CHALLENGE:
Take the material below and write it all out again exactly.

######

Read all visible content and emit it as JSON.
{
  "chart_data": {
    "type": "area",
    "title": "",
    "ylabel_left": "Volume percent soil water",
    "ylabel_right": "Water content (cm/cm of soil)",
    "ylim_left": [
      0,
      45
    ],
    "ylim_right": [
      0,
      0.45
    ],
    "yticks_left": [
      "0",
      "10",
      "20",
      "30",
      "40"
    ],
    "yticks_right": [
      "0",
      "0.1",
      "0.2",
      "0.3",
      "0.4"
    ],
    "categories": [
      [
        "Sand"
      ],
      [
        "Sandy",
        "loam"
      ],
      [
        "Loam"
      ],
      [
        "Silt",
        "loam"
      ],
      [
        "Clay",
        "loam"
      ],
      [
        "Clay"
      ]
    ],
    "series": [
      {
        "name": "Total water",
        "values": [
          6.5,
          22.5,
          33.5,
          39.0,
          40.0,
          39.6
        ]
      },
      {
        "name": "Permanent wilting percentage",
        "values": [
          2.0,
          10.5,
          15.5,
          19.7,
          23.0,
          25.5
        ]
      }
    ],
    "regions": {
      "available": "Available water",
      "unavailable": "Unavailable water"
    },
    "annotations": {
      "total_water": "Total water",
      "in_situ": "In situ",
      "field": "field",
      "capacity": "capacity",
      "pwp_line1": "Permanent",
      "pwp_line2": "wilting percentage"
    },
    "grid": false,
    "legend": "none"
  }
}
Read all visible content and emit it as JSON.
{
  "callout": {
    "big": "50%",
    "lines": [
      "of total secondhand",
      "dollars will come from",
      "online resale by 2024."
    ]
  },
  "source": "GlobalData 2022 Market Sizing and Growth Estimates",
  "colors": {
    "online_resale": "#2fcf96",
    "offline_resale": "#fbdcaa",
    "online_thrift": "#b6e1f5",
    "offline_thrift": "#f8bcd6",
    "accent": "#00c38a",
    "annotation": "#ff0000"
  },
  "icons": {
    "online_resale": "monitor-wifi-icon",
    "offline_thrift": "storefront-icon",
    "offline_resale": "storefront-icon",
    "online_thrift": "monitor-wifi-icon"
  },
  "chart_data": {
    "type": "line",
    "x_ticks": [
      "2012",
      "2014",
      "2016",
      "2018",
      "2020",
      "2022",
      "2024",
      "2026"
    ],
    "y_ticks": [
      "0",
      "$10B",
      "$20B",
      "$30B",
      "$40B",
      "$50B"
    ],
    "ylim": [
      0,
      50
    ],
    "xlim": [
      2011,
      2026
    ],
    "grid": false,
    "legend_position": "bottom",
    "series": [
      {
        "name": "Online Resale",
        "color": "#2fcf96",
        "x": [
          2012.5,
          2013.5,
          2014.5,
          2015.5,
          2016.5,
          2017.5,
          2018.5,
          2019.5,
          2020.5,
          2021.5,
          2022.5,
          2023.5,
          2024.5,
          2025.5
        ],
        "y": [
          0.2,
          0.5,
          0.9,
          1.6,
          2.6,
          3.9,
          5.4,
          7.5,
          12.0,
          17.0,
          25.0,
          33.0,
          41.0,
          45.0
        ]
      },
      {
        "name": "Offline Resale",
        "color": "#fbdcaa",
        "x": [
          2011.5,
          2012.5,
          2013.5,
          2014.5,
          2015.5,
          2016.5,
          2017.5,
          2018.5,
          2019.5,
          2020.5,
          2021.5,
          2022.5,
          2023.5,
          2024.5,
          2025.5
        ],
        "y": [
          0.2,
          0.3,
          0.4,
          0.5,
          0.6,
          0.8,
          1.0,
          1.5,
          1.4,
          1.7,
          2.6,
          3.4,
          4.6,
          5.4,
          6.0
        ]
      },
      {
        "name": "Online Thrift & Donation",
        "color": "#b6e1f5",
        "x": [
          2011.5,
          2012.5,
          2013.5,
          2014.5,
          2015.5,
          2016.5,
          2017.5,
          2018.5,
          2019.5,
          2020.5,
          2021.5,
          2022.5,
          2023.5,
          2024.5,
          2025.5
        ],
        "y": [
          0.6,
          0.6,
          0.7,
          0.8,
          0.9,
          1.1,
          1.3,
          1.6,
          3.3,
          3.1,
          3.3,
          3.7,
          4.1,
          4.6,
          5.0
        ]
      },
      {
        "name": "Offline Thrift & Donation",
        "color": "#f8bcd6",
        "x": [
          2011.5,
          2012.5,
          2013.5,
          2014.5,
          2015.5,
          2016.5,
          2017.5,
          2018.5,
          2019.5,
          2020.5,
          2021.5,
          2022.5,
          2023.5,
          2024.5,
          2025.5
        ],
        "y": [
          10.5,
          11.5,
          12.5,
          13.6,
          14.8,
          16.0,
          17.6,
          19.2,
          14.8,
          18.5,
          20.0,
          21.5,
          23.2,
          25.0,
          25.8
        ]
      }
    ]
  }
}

######

FULL SOLUTION:
Read all visible content and emit it as JSON.
{
  "chart_data": {
    "type": "area",
    "title": "",
    "ylabel_left": "Volume percent soil water",
    "ylabel_right": "Water content (cm/cm of soil)",
    "ylim_left": [
      0,
      45
    ],
    "ylim_right": [
      0,
      0.45
    ],
    "yticks_left": [
      "0",
      "10",
      "20",
      "30",
      "40"
    ],
    "yticks_right": [
      "0",
      "0.1",
      "0.2",
      "0.3",
      "0.4"
    ],
    "categories": [
      [
        "Sand"
      ],
      [
        "Sandy",
        "loam"
      ],
      [
        "Loam"
      ],
      [
        "Silt",
        "loam"
      ],
      [
        "Clay",
        "loam"
      ],
      [
        "Clay"
      ]
    ],
    "series": [
      {
        "name": "Total water",
        "values": [
          6.5,
          22.5,
          33.5,
          39.0,
          40.0,
          39.6
        ]
      },
      {
        "name": "Permanent wilting percentage",
        "values": [
          2.0,
          10.5,
          15.5,
          19.7,
          23.0,
          25.5
        ]
      }
    ],
    "regions": {
      "available": "Available water",
      "unavailable": "Unavailable water"
    },
    "annotations": {
      "total_water": "Total water",
      "in_situ": "In situ",
      "field": "field",
      "capacity": "capacity",
      "pwp_line1": "Permanent",
      "pwp_line2": "wilting percentage"
    },
    "grid": false,
    "legend": "none"
  }
}
Read all visible content and emit it as JSON.
{
  "callout": {
    "big": "50%",
    "lines": [
      "of total secondhand",
      "dollars will come from",
      "online resale by 2024."
    ]
  },
  "source": "GlobalData 2022 Market Sizing and Growth Estimates",
  "colors": {
    "online_resale": "#2fcf96",
    "offline_resale": "#fbdcaa",
    "online_thrift": "#b6e1f5",
    "offline_thrift": "#f8bcd6",
    "accent": "#00c38a",
    "annotation": "#ff0000"
  },
  "icons": {
    "online_resale": "monitor-wifi-icon",
    "offline_thrift": "storefront-icon",
    "offline_resale": "storefront-icon",
    "online_thrift": "monitor-wifi-icon"
  },
  "chart_data": {
    "type": "line",
    "x_ticks": [
      "2012",
      "2014",
      "2016",
      "2018",
      "2020",
      "2022",
      "2024",
      "2026"
    ],
    "y_ticks": [
      "0",
      "$10B",
      "$20B",
      "$30B",
      "$40B",
      "$50B"
    ],
    "ylim": [
      0,
      50
    ],
    "xlim": [
      2011,
      2026
    ],
    "grid": false,
    "legend_position": "bottom",
    "series": [
      {
        "name": "Online Resale",
        "color": "#2fcf96",
        "x": [
          2012.5,
          2013.5,
          2014.5,
          2015.5,
          2016.5,
          2017.5,
          2018.5,
          2019.5,
          2020.5,
          2021.5,
          2022.5,
          2023.5,
          2024.5,
          2025.5
        ],
        "y": [
          0.2,
          0.5,
          0.9,
          1.6,
          2.6,
          3.9,
          5.4,
          7.5,
          12.0,
          17.0,
          25.0,
          33.0,
          41.0,
          45.0
        ]
      },
      {
        "name": "Offline Resale",
        "color": "#fbdcaa",
        "x": [
          2011.5,
          2012.5,
          2013.5,
          2014.5,
          2015.5,
          2016.5,
          2017.5,
          2018.5,
          2019.5,
          2020.5,
          2021.5,
          2022.5,
          2023.5,
          2024.5,
          2025.5
        ],
        "y": [
          0.2,
          0.3,
          0.4,
          0.5,
          0.6,
          0.8,
          1.0,
          1.5,
          1.4,
          1.7,
          2.6,
          3.4,
          4.6,
          5.4,
          6.0
        ]
      },
      {
        "name": "Online Thrift & Donation",
        "color": "#b6e1f5",
        "x": [
          2011.5,
          2012.5,
          2013.5,
          2014.5,
          2015.5,
          2016.5,
          2017.5,
          2018.5,
          2019.5,
          2020.5,
          2021.5,
          2022.5,
          2023.5,
          2024.5,
          2025.5
        ],
        "y": [
          0.6,
          0.6,
          0.7,
          0.8,
          0.9,
          1.1,
          1.3,
          1.6,
          3.3,
          3.1,
          3.3,
          3.7,
          4.1,
          4.6,
          5.0
        ]
      },
      {
        "name": "Offline Thrift & Donation",
        "color": "#f8bcd6",
        "x": [
          2011.5,
          2012.5,
          2013.5,
          2014.5,
          2015.5,
          2016.5,
          2017.5,
          2018.5,
          2019.5,
          2020.5,
          2021.5,
          2022.5,
          2023.5,
          2024.5,
          2025.5
        ],
        "y": [
          10.5,
          11.5,
          12.5,
          13.6,
          14.8,
          16.0,
          17.6,
          19.2,
          14.8,
          18.5,
          20.0,
          21.5,
          23.2,
          25.0,
          25.8
        ]
      }
    ]
  }
}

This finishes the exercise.